## Begin INPUT
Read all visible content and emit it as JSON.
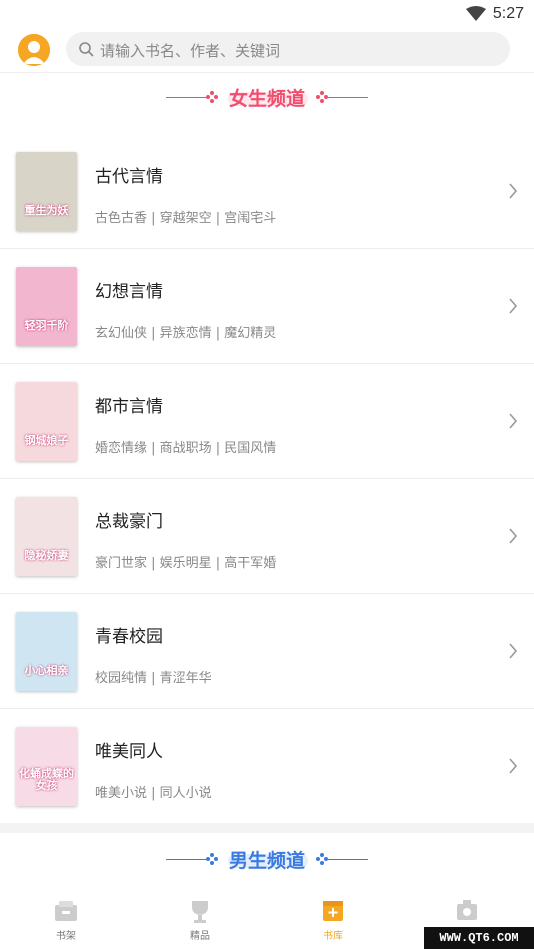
{
  "status_bar": {
    "time": "5:27"
  },
  "search": {
    "placeholder": "请输入书名、作者、关键词"
  },
  "female_channel": {
    "title": "女生频道",
    "color": "#f04e6e"
  },
  "male_channel": {
    "title": "男生频道",
    "color": "#3a7be0"
  },
  "categories": [
    {
      "title": "古代言情",
      "tags": "古色古香 | 穿越架空 | 宫闱宅斗",
      "cover_text": "重生为妖",
      "cover_color": "#d9d4c8"
    },
    {
      "title": "幻想言情",
      "tags": "玄幻仙侠 | 异族恋情 | 魔幻精灵",
      "cover_text": "轻羽千阶",
      "cover_color": "#f3b6cf"
    },
    {
      "title": "都市言情",
      "tags": "婚恋情缘 | 商战职场 | 民国风情",
      "cover_text": "钢城娘子",
      "cover_color": "#f6d9dd"
    },
    {
      "title": "总裁豪门",
      "tags": "豪门世家 | 娱乐明星 | 高干军婚",
      "cover_text": "隐秘娇妻",
      "cover_color": "#f2e2e4"
    },
    {
      "title": "青春校园",
      "tags": "校园纯情 | 青涩年华",
      "cover_text": "小心相亲",
      "cover_color": "#cfe6f2"
    },
    {
      "title": "唯美同人",
      "tags": "唯美小说 | 同人小说",
      "cover_text": "化蛹成蝶的女孩",
      "cover_color": "#f7dbe6"
    }
  ],
  "tabbar": {
    "tabs": [
      {
        "label": "书架",
        "icon": "bookshelf-icon"
      },
      {
        "label": "精品",
        "icon": "trophy-icon"
      },
      {
        "label": "书库",
        "icon": "library-icon",
        "active": true
      },
      {
        "label": "",
        "icon": "profile-icon"
      }
    ],
    "active_color": "#f5a623"
  },
  "watermark": "WWW.QT6.COM"
}
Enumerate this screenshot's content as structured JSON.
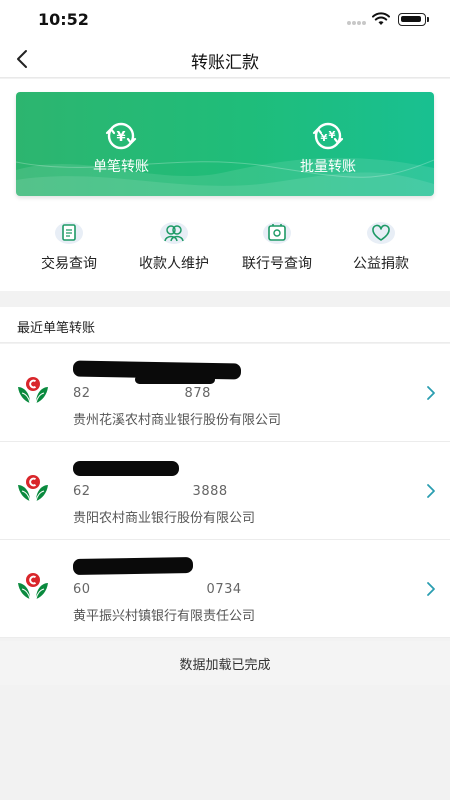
{
  "status_bar": {
    "time": "10:52"
  },
  "nav": {
    "title": "转账汇款",
    "back_icon": "chevron-left-icon"
  },
  "banner": {
    "single_transfer": {
      "label": "单笔转账",
      "icon": "yuan-exchange-icon"
    },
    "batch_transfer": {
      "label": "批量转账",
      "icon": "yuan-batch-exchange-icon"
    }
  },
  "quick_actions": [
    {
      "label": "交易查询",
      "icon": "document-icon"
    },
    {
      "label": "收款人维护",
      "icon": "contacts-icon"
    },
    {
      "label": "联行号查询",
      "icon": "bank-number-search-icon"
    },
    {
      "label": "公益捐款",
      "icon": "heart-icon"
    }
  ],
  "recent": {
    "title": "最近单笔转账",
    "payees": [
      {
        "name": "",
        "account_start": "82",
        "account_end": "878",
        "bank": "贵州花溪农村商业银行股份有限公司"
      },
      {
        "name": "",
        "account_start": "62",
        "account_end": "3888",
        "bank": "贵阳农村商业银行股份有限公司"
      },
      {
        "name": "",
        "account_start": "60",
        "account_end": "0734",
        "bank": "黄平振兴村镇银行有限责任公司"
      }
    ]
  },
  "footer": {
    "load_status": "数据加载已完成"
  },
  "colors": {
    "banner_start": "#2db56f",
    "banner_end": "#19c091",
    "accent": "#1aa86a",
    "chevron": "#2a9db0",
    "logo_red": "#d9262b",
    "logo_green": "#0a8a3e"
  }
}
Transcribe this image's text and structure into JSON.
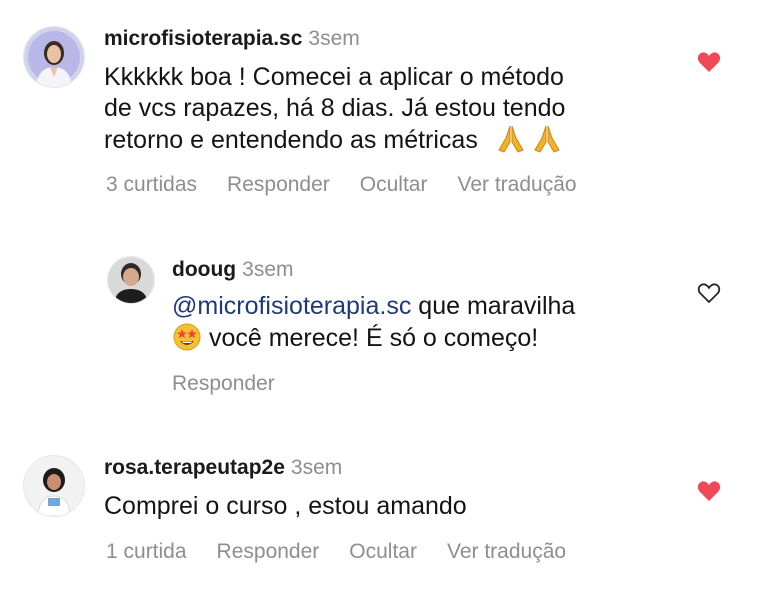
{
  "comments": [
    {
      "username": "microfisioterapia.sc",
      "time": "3sem",
      "lines": [
        "Kkkkkk boa ! Comecei a aplicar o método",
        "de vcs rapazes, há 8 dias. Já estou tendo",
        "retorno e entendendo as métricas"
      ],
      "emojis": [
        "folded-hands",
        "folded-hands"
      ],
      "likes": "3 curtidas",
      "reply": "Responder",
      "hide": "Ocultar",
      "translate": "Ver tradução",
      "liked": true,
      "heart_color": "#ed4956"
    },
    {
      "username": "dooug",
      "time": "3sem",
      "mention": "@microfisioterapia.sc",
      "line1_rest": " que maravilha",
      "line2": " você merece! É só o começo!",
      "emoji": "star-struck",
      "reply": "Responder",
      "liked": false
    },
    {
      "username": "rosa.terapeutap2e",
      "time": "3sem",
      "text": "Comprei o curso , estou amando",
      "likes": "1 curtida",
      "reply": "Responder",
      "hide": "Ocultar",
      "translate": "Ver tradução",
      "liked": true,
      "heart_color": "#ed4956"
    }
  ],
  "colors": {
    "muted": "#8e8e8e",
    "mention": "#1e3a78",
    "heart": "#ed4956"
  }
}
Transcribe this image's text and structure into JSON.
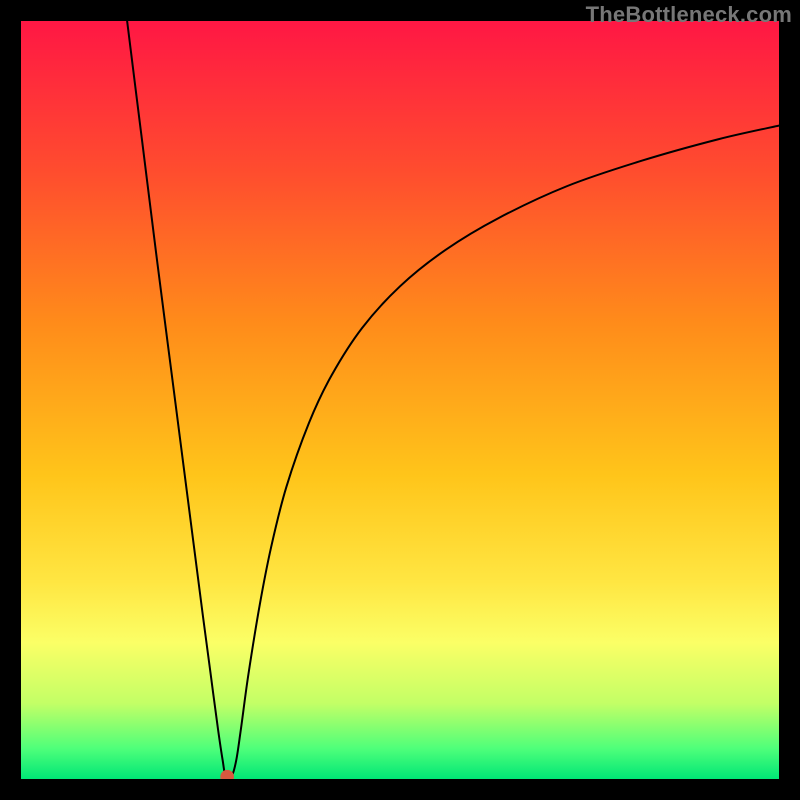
{
  "watermark": "TheBottleneck.com",
  "chart_data": {
    "type": "line",
    "title": "",
    "xlabel": "",
    "ylabel": "",
    "xlim": [
      0,
      100
    ],
    "ylim": [
      0,
      100
    ],
    "grid": false,
    "legend": false,
    "background_gradient_stops": [
      {
        "offset": 0.0,
        "color": "#ff1744"
      },
      {
        "offset": 0.2,
        "color": "#ff4d2e"
      },
      {
        "offset": 0.4,
        "color": "#ff8c1a"
      },
      {
        "offset": 0.6,
        "color": "#ffc51a"
      },
      {
        "offset": 0.74,
        "color": "#ffe642"
      },
      {
        "offset": 0.82,
        "color": "#fbff66"
      },
      {
        "offset": 0.9,
        "color": "#c3ff66"
      },
      {
        "offset": 0.96,
        "color": "#4eff7a"
      },
      {
        "offset": 1.0,
        "color": "#00e676"
      }
    ],
    "marker": {
      "x": 27.2,
      "y": 0.3,
      "color": "#d8583f",
      "radius": 0.9
    },
    "series": [
      {
        "name": "curve",
        "x": [
          14.0,
          16.0,
          18.0,
          20.0,
          22.0,
          24.0,
          25.0,
          26.0,
          26.6,
          27.0,
          27.8,
          28.4,
          29.0,
          30.0,
          31.5,
          33.0,
          35.0,
          38.0,
          41.0,
          45.0,
          50.0,
          56.0,
          63.0,
          72.0,
          82.0,
          92.0,
          100.0
        ],
        "y": [
          100.0,
          84.0,
          68.0,
          52.5,
          37.0,
          21.5,
          14.0,
          6.5,
          2.5,
          0.4,
          0.4,
          2.5,
          6.5,
          13.8,
          23.0,
          30.6,
          38.5,
          47.0,
          53.3,
          59.5,
          65.0,
          69.8,
          74.0,
          78.2,
          81.6,
          84.4,
          86.2
        ]
      }
    ]
  }
}
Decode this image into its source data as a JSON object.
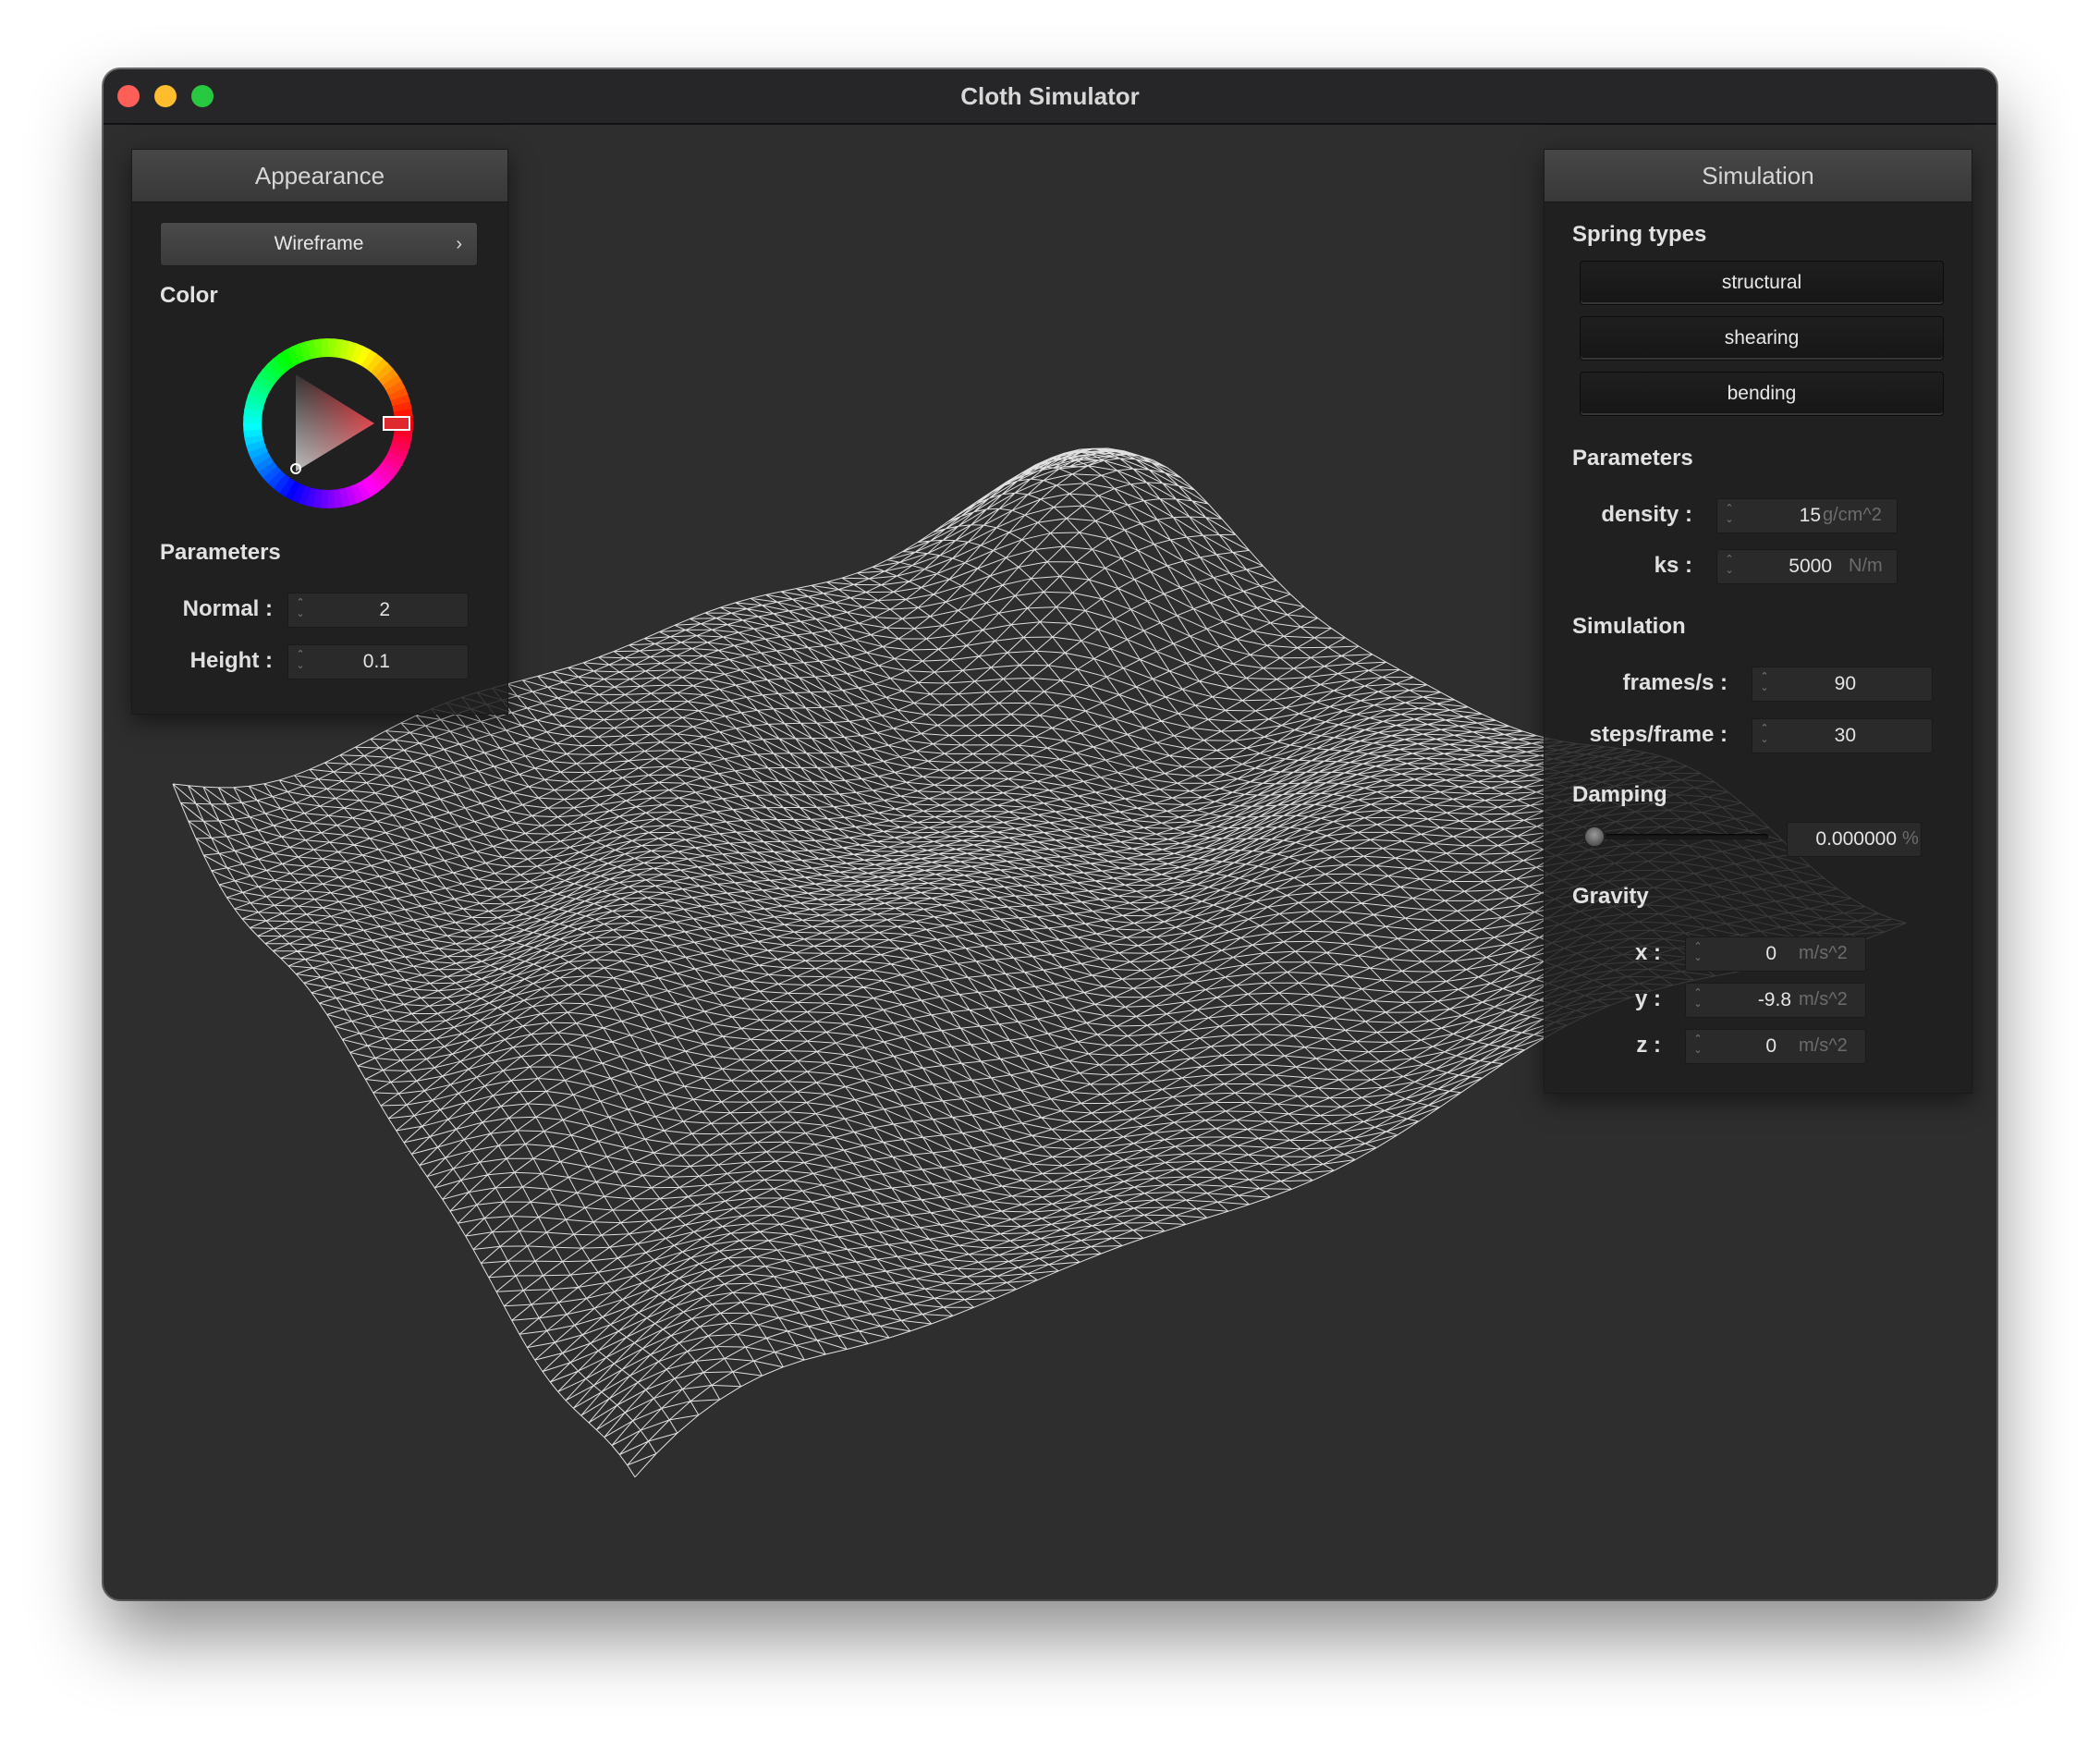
{
  "window": {
    "title": "Cloth Simulator"
  },
  "appearance": {
    "header": "Appearance",
    "shader_button": "Wireframe",
    "color_label": "Color",
    "selected_color": "#e0282f",
    "parameters_label": "Parameters",
    "normal": {
      "label": "Normal :",
      "value": "2"
    },
    "height": {
      "label": "Height :",
      "value": "0.1"
    }
  },
  "simulation": {
    "header": "Simulation",
    "spring_types_label": "Spring types",
    "spring_types": [
      "structural",
      "shearing",
      "bending"
    ],
    "parameters_label": "Parameters",
    "density": {
      "label": "density :",
      "value": "15",
      "unit": "g/cm^2"
    },
    "ks": {
      "label": "ks :",
      "value": "5000",
      "unit": "N/m"
    },
    "simulation_label": "Simulation",
    "frames_per_s": {
      "label": "frames/s :",
      "value": "90"
    },
    "steps_per_frame": {
      "label": "steps/frame :",
      "value": "30"
    },
    "damping_label": "Damping",
    "damping": {
      "value": "0.000000",
      "unit": "%",
      "fraction": 0.0
    },
    "gravity_label": "Gravity",
    "gravity": {
      "x": {
        "label": "x :",
        "value": "0",
        "unit": "m/s^2"
      },
      "y": {
        "label": "y :",
        "value": "-9.8",
        "unit": "m/s^2"
      },
      "z": {
        "label": "z :",
        "value": "0",
        "unit": "m/s^2"
      }
    }
  },
  "colors": {
    "window_bg": "#2e2e2e",
    "wireframe": "#ffffff"
  }
}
## End INPUT
◆ TO DO: Using the records above, gather all lines where the string "this" is present.

◆ THE ANSWER:
Enumerate this screenshot's content as structured JSON.
Transcribe this image's text and structure into JSON.
Transcribe this image's text and structure into JSON.
Decode this image into its source data as a JSON object.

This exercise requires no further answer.